**STATED PROBLEM A**
Answer these three questions using the news report on the murder charges, one line per answer, marked (i), (ii), (iii):
(i) How old is Beate Zschaepe?
(ii) What name did the far-right trio give itself?
(iii) About how many pages long is the indictment?
**STATED PROBLEM B**
Explain, in one to three sentences, why the news report on the murder charges says the trial will likely take place in Munich.
**STATED PROBLEM C**
Carry on the news report on the murder charges past its final sentence.

German prosecutors said they brought murder charges Thursday against the woman believed to be at the heart of a neo-Nazi cell accused of a seven-year killing spree with 10 victims.

In connection to a case that stunned Germany one year ago, federal prosecutor Harald Range said his office had finally filed the charges against Beate Zschaepe, 37, and four other alleged accomplices with a court in the southern city of Munich.

Ms. Zschaepe is suspected of involvement in 10 murders, including the killing of nine men of Turkish or Greek origin across Germany between 2000 and 2006 and a German policewoman in 2007, as well as 15 armed robberies, arson and attempted murder.

She is the sole survivor of the far-right trio of militants that called itself the National Socialist Underground (NSU), which prosecutors have classed as a terrorist organisation.

Two of the other four suspects are accused of accessory to murder, and the others of lesser charges related to crimes allegedly committed by the NSU.

"The NSU members saw themselves as a unified commando of killers which zealously carried out its murderous attacks with racist and subversive motives," Range said in a statement, citing the nearly 500-page indictment.

He said they carried out "execution-style murders" to spread fear in the immigrant community and convince foreigners to leave Germany.

The Munich superior regional court said earlier the charges would be presented to defence attorneys in the coming days to give them an opportunity to respond.

The court will then decide whether the case can proceed. Many of the victims lived in the southern state of Bavaria, which is why the trial will likely take place in its capital Munich.

**EXTRACTED INFORMATION**
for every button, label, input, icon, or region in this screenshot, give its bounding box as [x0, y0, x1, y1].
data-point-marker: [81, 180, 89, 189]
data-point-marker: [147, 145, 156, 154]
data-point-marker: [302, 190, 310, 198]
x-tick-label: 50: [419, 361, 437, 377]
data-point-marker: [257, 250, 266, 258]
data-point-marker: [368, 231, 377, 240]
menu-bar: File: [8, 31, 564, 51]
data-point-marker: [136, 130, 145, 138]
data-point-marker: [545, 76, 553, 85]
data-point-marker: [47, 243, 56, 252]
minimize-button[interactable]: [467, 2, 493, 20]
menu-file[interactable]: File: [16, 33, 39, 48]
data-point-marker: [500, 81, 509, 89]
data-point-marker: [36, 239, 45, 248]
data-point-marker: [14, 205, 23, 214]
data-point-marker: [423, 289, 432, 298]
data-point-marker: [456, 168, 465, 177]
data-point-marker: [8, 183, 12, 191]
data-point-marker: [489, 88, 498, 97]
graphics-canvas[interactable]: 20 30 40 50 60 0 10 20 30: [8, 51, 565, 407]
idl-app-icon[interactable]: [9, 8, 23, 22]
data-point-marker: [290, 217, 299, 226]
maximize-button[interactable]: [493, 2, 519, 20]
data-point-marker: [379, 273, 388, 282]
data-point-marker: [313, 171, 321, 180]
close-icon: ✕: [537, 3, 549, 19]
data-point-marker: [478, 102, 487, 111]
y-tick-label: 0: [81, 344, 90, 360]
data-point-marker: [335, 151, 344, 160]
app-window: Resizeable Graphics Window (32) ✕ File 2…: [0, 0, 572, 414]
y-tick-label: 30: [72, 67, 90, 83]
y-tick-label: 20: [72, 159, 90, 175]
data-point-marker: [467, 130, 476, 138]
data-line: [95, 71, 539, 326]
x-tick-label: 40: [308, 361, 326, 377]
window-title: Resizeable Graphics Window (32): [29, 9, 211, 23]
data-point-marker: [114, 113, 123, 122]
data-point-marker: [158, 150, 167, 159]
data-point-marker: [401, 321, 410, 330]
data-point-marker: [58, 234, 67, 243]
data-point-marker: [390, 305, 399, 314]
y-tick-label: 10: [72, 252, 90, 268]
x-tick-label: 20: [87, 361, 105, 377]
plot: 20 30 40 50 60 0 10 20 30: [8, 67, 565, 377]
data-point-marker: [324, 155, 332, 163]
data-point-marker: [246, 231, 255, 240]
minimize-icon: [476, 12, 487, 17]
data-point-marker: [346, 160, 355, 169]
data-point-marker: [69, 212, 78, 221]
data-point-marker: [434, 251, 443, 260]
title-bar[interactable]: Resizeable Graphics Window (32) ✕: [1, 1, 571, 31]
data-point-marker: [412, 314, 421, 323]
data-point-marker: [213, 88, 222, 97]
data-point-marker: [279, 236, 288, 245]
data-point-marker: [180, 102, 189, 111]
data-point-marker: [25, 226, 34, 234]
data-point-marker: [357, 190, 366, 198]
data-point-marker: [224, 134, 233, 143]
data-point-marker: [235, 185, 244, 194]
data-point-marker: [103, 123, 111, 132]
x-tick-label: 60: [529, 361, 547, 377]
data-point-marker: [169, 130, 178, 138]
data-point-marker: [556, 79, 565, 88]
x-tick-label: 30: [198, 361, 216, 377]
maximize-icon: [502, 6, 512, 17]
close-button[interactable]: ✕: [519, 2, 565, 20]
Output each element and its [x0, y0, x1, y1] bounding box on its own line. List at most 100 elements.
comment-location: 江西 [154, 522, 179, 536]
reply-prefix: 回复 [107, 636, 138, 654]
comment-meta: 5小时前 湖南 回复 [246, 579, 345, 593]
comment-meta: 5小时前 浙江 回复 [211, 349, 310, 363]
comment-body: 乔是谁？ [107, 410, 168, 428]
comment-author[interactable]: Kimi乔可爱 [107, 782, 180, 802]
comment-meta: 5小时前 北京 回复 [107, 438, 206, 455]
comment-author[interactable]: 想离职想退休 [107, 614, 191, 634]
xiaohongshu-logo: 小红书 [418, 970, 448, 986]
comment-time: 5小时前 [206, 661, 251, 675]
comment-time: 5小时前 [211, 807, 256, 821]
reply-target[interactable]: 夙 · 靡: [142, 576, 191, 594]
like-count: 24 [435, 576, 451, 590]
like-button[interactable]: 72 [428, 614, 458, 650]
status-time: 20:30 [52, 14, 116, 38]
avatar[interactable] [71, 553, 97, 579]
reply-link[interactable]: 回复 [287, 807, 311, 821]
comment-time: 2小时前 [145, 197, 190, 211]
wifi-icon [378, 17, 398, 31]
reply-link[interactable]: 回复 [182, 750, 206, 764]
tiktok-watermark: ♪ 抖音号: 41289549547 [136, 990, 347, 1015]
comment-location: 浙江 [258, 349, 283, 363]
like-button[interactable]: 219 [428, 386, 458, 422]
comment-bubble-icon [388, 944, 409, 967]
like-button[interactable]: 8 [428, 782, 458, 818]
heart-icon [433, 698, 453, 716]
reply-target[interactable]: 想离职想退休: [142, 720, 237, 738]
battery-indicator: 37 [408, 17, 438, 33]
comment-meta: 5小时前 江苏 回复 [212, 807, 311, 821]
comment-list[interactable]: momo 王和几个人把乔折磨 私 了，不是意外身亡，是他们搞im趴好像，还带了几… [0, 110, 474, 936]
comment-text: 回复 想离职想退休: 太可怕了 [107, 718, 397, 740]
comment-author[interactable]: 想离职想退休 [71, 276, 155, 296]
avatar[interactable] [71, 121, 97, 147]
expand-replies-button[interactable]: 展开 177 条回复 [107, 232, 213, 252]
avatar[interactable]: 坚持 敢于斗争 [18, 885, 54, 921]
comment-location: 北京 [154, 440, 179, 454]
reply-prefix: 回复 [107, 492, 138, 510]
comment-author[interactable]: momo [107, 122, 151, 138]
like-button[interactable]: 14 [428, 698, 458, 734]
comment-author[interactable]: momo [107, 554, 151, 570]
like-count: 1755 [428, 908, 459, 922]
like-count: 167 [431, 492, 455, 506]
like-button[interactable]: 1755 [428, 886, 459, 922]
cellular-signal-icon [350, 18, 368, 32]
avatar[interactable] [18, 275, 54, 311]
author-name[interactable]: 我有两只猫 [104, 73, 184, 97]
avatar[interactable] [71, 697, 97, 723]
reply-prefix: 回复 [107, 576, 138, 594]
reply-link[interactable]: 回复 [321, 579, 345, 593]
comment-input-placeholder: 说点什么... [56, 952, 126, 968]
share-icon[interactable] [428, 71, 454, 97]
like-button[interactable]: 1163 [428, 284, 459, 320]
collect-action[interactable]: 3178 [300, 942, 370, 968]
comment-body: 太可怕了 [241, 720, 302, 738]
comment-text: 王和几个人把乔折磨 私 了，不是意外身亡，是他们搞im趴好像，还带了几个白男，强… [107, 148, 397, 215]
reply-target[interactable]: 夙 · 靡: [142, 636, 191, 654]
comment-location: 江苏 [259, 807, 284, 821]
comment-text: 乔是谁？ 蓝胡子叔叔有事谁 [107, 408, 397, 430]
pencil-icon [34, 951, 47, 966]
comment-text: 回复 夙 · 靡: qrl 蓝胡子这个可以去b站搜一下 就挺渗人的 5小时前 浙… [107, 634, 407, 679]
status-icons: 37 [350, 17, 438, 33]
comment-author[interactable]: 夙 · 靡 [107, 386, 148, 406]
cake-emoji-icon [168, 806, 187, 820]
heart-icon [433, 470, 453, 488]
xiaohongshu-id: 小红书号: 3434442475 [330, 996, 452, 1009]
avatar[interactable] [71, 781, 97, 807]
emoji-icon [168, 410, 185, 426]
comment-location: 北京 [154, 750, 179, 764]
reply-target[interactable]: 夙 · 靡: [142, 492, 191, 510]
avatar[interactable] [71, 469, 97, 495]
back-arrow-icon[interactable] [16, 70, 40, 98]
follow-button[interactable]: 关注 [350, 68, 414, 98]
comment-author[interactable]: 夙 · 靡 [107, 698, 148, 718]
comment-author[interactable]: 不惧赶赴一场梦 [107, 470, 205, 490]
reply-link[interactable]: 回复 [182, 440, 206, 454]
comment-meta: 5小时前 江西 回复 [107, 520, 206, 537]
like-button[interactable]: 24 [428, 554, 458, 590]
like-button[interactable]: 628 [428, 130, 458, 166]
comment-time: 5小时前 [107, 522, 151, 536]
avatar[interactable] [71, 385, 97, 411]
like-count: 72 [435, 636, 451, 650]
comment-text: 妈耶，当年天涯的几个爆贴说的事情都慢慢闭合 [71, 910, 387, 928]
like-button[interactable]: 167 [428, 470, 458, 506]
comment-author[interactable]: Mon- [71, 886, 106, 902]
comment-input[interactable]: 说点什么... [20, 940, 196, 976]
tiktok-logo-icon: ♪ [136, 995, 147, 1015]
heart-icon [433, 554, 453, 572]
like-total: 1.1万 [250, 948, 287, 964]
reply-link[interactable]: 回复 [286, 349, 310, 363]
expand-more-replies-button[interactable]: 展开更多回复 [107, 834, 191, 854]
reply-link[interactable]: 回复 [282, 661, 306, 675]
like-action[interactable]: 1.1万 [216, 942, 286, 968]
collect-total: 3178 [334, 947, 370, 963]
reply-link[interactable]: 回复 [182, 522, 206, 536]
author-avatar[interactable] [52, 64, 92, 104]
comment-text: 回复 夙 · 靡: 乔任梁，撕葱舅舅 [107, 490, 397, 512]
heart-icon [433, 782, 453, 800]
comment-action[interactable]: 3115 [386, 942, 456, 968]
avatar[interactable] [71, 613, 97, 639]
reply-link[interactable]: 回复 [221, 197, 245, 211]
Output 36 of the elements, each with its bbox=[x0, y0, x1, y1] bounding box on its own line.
* * *
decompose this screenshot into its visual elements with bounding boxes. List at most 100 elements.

**REPLY A**
(i) 37
(ii) The National Socialist Underground (NSU)
(iii) Nearly 500 pages

**REPLY B**
Many of the victims lived in the southern state of Bavaria. Munich is that state's capital, so the trial will likely be held there.

**REPLY C**
Ms. Zschaepe and her alleged accomplices, Uwe Mundlos and Uwe Boehnhardt, who were reportedly linked in a love triangle, are believed to have gone underground in 1998 after police discovered a bomb-making operation they ran.

They allegedly earned their living for 14 years with bank robberies, and the two men finally shot themselves in a suicide pact following a heist on November 4, 2011, according to prosecutors.

Ms. Zschaepe is then believed to have set the flat they shared ablaze. Four days later, she turned herself in to police.

Three weeks after that, authorities detained a further suspect, Ralf Wohlleben, who was among the other four men named in the case the prosecutors presented.

He is believed to have helped the NSU trio obtain a gun used to shoot the nine immigrant victims.

He and a suspect named as Carsten Schultze are accused of accessory to murder.

The third, Andre Eminger, is believed to have been involved in a bombing and the fourth, Holger Gerlach, is accused of three counts of abetting the NSU.

The four men are in their 30s.

Germany, which has a Turkish community of around three million people and is still haunted by its Nazi past, was jolted into a major security reform by the case, especially of its domestic intelligence service, which came under fire for a botched probe that led to top-flight resignations.

Police long focused their investigation on Germany's Turkish community and faced accusations of turning a blind eye to right-wing extremists when the NSU came to light.

Interior Minister Hans-Peter Friedrich on Thursday told a parliamentary committee probing the crimes that the NSU scandal demanded a "new decisiveness" in confronting far-right violence.

"The shock runs deep – not just among the public but also among politicians and the security services," he said, expressing hope the trial would shed more light on the neo-Nazi militant scene.